Please print the full listing exactly.
_ _ _
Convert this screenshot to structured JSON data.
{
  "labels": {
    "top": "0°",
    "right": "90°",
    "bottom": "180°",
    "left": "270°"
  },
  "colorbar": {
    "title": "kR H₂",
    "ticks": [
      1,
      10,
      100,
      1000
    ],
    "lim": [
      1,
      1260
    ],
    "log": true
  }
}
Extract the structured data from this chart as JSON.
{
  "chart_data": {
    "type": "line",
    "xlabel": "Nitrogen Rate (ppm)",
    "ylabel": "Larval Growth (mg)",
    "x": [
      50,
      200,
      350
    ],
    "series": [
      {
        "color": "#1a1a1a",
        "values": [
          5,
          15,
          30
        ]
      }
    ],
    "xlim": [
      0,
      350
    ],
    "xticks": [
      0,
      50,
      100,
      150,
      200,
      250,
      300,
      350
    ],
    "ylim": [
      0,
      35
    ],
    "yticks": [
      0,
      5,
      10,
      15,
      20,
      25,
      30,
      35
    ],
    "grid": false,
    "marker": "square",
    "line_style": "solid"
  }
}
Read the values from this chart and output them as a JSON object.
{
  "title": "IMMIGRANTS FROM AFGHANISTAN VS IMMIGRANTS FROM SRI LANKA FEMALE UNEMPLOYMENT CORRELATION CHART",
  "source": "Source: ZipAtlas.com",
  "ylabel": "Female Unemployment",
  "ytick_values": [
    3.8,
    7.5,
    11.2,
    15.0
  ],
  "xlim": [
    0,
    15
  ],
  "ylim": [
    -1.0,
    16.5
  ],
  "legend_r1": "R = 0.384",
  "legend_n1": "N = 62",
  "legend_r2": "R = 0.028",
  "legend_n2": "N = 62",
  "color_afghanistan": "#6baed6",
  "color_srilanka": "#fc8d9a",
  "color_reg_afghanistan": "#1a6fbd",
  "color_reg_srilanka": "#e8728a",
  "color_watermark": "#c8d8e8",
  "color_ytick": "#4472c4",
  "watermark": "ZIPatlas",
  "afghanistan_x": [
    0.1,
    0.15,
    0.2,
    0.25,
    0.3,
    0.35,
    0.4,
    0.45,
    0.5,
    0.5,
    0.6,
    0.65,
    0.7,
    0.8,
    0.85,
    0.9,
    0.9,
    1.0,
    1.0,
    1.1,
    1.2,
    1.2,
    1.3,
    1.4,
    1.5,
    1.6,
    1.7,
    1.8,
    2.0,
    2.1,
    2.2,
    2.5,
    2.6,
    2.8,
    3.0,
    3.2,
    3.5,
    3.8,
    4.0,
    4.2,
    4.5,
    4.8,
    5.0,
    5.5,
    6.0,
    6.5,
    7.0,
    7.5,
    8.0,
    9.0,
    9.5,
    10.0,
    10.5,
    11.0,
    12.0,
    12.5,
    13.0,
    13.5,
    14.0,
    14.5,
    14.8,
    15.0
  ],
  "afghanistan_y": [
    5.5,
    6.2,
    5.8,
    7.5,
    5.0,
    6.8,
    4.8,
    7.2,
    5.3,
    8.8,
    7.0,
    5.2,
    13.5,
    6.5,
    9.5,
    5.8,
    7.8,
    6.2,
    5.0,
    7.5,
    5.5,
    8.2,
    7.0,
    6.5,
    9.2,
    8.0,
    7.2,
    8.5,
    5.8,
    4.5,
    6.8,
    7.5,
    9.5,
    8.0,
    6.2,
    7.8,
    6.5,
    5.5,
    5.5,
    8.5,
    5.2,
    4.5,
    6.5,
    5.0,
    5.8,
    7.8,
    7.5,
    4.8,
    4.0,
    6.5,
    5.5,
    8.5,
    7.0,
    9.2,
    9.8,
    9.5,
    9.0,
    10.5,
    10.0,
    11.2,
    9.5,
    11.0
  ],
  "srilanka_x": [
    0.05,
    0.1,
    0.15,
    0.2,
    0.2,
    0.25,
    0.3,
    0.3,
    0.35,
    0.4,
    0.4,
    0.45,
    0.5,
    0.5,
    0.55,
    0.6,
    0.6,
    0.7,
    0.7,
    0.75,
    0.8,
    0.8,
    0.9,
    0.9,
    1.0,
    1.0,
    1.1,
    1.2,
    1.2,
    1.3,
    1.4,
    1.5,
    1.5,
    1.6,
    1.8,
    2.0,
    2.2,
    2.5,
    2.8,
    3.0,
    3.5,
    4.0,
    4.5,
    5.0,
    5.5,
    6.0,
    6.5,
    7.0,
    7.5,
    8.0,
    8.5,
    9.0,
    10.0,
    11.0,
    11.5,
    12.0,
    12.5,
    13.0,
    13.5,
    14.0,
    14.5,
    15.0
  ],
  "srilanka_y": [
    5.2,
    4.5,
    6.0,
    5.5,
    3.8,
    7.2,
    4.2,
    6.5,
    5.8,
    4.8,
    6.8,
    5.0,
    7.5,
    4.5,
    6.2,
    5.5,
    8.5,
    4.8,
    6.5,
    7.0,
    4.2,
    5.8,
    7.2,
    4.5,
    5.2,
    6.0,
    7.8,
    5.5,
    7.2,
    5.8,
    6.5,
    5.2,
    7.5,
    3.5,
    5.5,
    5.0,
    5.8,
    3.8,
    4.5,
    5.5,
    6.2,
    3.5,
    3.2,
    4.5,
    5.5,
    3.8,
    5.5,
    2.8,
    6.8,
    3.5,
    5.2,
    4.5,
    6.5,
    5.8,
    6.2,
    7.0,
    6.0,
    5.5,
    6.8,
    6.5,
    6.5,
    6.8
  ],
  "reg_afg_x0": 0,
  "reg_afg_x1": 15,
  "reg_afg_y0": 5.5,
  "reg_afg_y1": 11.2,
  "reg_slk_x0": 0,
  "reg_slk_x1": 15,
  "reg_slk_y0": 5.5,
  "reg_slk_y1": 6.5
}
_ _ _
> [Full response]
Convert this screenshot to structured JSON data.
{
  "labels": {
    "top": "0°",
    "right": "90°",
    "bottom": "180°",
    "left": "270°"
  },
  "colorbar": {
    "title": "kR H₂",
    "ticks": [
      1,
      10,
      100,
      1000
    ],
    "lim": [
      1,
      1260
    ],
    "log": true
  }
}
Extract the structured data from this chart as JSON.
{
  "chart_data": {
    "type": "line",
    "xlabel": "Nitrogen Rate (ppm)",
    "ylabel": "Larval Growth (mg)",
    "x": [
      50,
      200,
      350
    ],
    "series": [
      {
        "color": "#1a1a1a",
        "values": [
          5,
          15,
          30
        ]
      }
    ],
    "xlim": [
      0,
      350
    ],
    "xticks": [
      0,
      50,
      100,
      150,
      200,
      250,
      300,
      350
    ],
    "ylim": [
      0,
      35
    ],
    "yticks": [
      0,
      5,
      10,
      15,
      20,
      25,
      30,
      35
    ],
    "grid": false,
    "marker": "square",
    "line_style": "solid"
  }
}
Read the values from this chart and output them as a JSON object.
{
  "title": "IMMIGRANTS FROM AFGHANISTAN VS IMMIGRANTS FROM SRI LANKA FEMALE UNEMPLOYMENT CORRELATION CHART",
  "source": "Source: ZipAtlas.com",
  "ylabel": "Female Unemployment",
  "ytick_values": [
    3.8,
    7.5,
    11.2,
    15.0
  ],
  "xlim": [
    0,
    15
  ],
  "ylim": [
    -1.0,
    16.5
  ],
  "legend_r1": "R = 0.384",
  "legend_n1": "N = 62",
  "legend_r2": "R = 0.028",
  "legend_n2": "N = 62",
  "color_afghanistan": "#6baed6",
  "color_srilanka": "#fc8d9a",
  "color_reg_afghanistan": "#1a6fbd",
  "color_reg_srilanka": "#e8728a",
  "color_watermark": "#c8d8e8",
  "color_ytick": "#4472c4",
  "watermark": "ZIPatlas",
  "afghanistan_x": [
    0.1,
    0.15,
    0.2,
    0.25,
    0.3,
    0.35,
    0.4,
    0.45,
    0.5,
    0.5,
    0.6,
    0.65,
    0.7,
    0.8,
    0.85,
    0.9,
    0.9,
    1.0,
    1.0,
    1.1,
    1.2,
    1.2,
    1.3,
    1.4,
    1.5,
    1.6,
    1.7,
    1.8,
    2.0,
    2.1,
    2.2,
    2.5,
    2.6,
    2.8,
    3.0,
    3.2,
    3.5,
    3.8,
    4.0,
    4.2,
    4.5,
    4.8,
    5.0,
    5.5,
    6.0,
    6.5,
    7.0,
    7.5,
    8.0,
    9.0,
    9.5,
    10.0,
    10.5,
    11.0,
    12.0,
    12.5,
    13.0,
    13.5,
    14.0,
    14.5,
    14.8,
    15.0
  ],
  "afghanistan_y": [
    5.5,
    6.2,
    5.8,
    7.5,
    5.0,
    6.8,
    4.8,
    7.2,
    5.3,
    8.8,
    7.0,
    5.2,
    13.5,
    6.5,
    9.5,
    5.8,
    7.8,
    6.2,
    5.0,
    7.5,
    5.5,
    8.2,
    7.0,
    6.5,
    9.2,
    8.0,
    7.2,
    8.5,
    5.8,
    4.5,
    6.8,
    7.5,
    9.5,
    8.0,
    6.2,
    7.8,
    6.5,
    5.5,
    5.5,
    8.5,
    5.2,
    4.5,
    6.5,
    5.0,
    5.8,
    7.8,
    7.5,
    4.8,
    4.0,
    6.5,
    5.5,
    8.5,
    7.0,
    9.2,
    9.8,
    9.5,
    9.0,
    10.5,
    10.0,
    11.2,
    9.5,
    11.0
  ],
  "srilanka_x": [
    0.05,
    0.1,
    0.15,
    0.2,
    0.2,
    0.25,
    0.3,
    0.3,
    0.35,
    0.4,
    0.4,
    0.45,
    0.5,
    0.5,
    0.55,
    0.6,
    0.6,
    0.7,
    0.7,
    0.75,
    0.8,
    0.8,
    0.9,
    0.9,
    1.0,
    1.0,
    1.1,
    1.2,
    1.2,
    1.3,
    1.4,
    1.5,
    1.5,
    1.6,
    1.8,
    2.0,
    2.2,
    2.5,
    2.8,
    3.0,
    3.5,
    4.0,
    4.5,
    5.0,
    5.5,
    6.0,
    6.5,
    7.0,
    7.5,
    8.0,
    8.5,
    9.0,
    10.0,
    11.0,
    11.5,
    12.0,
    12.5,
    13.0,
    13.5,
    14.0,
    14.5,
    15.0
  ],
  "srilanka_y": [
    5.2,
    4.5,
    6.0,
    5.5,
    3.8,
    7.2,
    4.2,
    6.5,
    5.8,
    4.8,
    6.8,
    5.0,
    7.5,
    4.5,
    6.2,
    5.5,
    8.5,
    4.8,
    6.5,
    7.0,
    4.2,
    5.8,
    7.2,
    4.5,
    5.2,
    6.0,
    7.8,
    5.5,
    7.2,
    5.8,
    6.5,
    5.2,
    7.5,
    3.5,
    5.5,
    5.0,
    5.8,
    3.8,
    4.5,
    5.5,
    6.2,
    3.5,
    3.2,
    4.5,
    5.5,
    3.8,
    5.5,
    2.8,
    6.8,
    3.5,
    5.2,
    4.5,
    6.5,
    5.8,
    6.2,
    7.0,
    6.0,
    5.5,
    6.8,
    6.5,
    6.5,
    6.8
  ],
  "reg_afg_x0": 0,
  "reg_afg_x1": 15,
  "reg_afg_y0": 5.5,
  "reg_afg_y1": 11.2,
  "reg_slk_x0": 0,
  "reg_slk_x1": 15,
  "reg_slk_y0": 5.5,
  "reg_slk_y1": 6.5
}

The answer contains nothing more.